What follows is a set of records; repeat all of them exactly.

______

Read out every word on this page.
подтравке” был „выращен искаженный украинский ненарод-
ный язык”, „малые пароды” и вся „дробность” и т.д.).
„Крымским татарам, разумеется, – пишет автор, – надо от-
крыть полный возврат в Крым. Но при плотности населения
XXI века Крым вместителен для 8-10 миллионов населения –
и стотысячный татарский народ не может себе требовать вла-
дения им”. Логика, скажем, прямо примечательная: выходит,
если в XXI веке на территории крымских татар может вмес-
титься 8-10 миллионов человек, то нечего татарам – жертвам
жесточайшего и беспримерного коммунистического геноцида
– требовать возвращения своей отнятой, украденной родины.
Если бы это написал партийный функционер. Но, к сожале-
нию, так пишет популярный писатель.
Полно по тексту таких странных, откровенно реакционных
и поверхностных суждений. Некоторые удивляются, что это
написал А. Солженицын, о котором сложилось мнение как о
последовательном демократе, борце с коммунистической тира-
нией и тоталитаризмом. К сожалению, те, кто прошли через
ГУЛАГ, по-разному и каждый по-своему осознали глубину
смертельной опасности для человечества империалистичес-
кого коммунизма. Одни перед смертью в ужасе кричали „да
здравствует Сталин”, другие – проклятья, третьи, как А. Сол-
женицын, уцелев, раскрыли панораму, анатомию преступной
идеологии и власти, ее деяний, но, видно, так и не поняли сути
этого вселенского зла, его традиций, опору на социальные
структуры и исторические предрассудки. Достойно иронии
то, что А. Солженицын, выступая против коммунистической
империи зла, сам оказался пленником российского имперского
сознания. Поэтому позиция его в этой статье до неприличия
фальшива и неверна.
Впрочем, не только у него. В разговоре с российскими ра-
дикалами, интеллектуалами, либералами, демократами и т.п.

______

* **Result**
Read out every word on this page.
подтравке” был „выращен искаженный украинский ненарод-
ный язык”, „малые пароды” и вся „дробность” и т.д.).
„Крымским татарам, разумеется, – пишет автор, – надо от-
крыть полный возврат в Крым. Но при плотности населения
XXI века Крым вместителен для 8-10 миллионов населения –
и стотысячный татарский народ не может себе требовать вла-
дения им”. Логика, скажем, прямо примечательная: выходит,
если в XXI веке на территории крымских татар может вмес-
титься 8-10 миллионов человек, то нечего татарам – жертвам
жесточайшего и беспримерного коммунистического геноцида
– требовать возвращения своей отнятой, украденной родины.
Если бы это написал партийный функционер. Но, к сожале-
нию, так пишет популярный писатель.
Полно по тексту таких странных, откровенно реакционных
и поверхностных суждений. Некоторые удивляются, что это
написал А. Солженицын, о котором сложилось мнение как о
последовательном демократе, борце с коммунистической тира-
нией и тоталитаризмом. К сожалению, те, кто прошли через
ГУЛАГ, по-разному и каждый по-своему осознали глубину
смертельной опасности для человечества империалистичес-
кого коммунизма. Одни перед смертью в ужасе кричали „да
здравствует Сталин”, другие – проклятья, третьи, как А. Сол-
женицын, уцелев, раскрыли панораму, анатомию преступной
идеологии и власти, ее деяний, но, видно, так и не поняли сути
этого вселенского зла, его традиций, опору на социальные
структуры и исторические предрассудки. Достойно иронии
то, что А. Солженицын, выступая против коммунистической
империи зла, сам оказался пленником российского имперского
сознания. Поэтому позиция его в этой статье до неприличия
фальшива и неверна.
Впрочем, не только у него. В разговоре с российскими ра-
дикалами, интеллектуалами, либералами, демократами и т.п.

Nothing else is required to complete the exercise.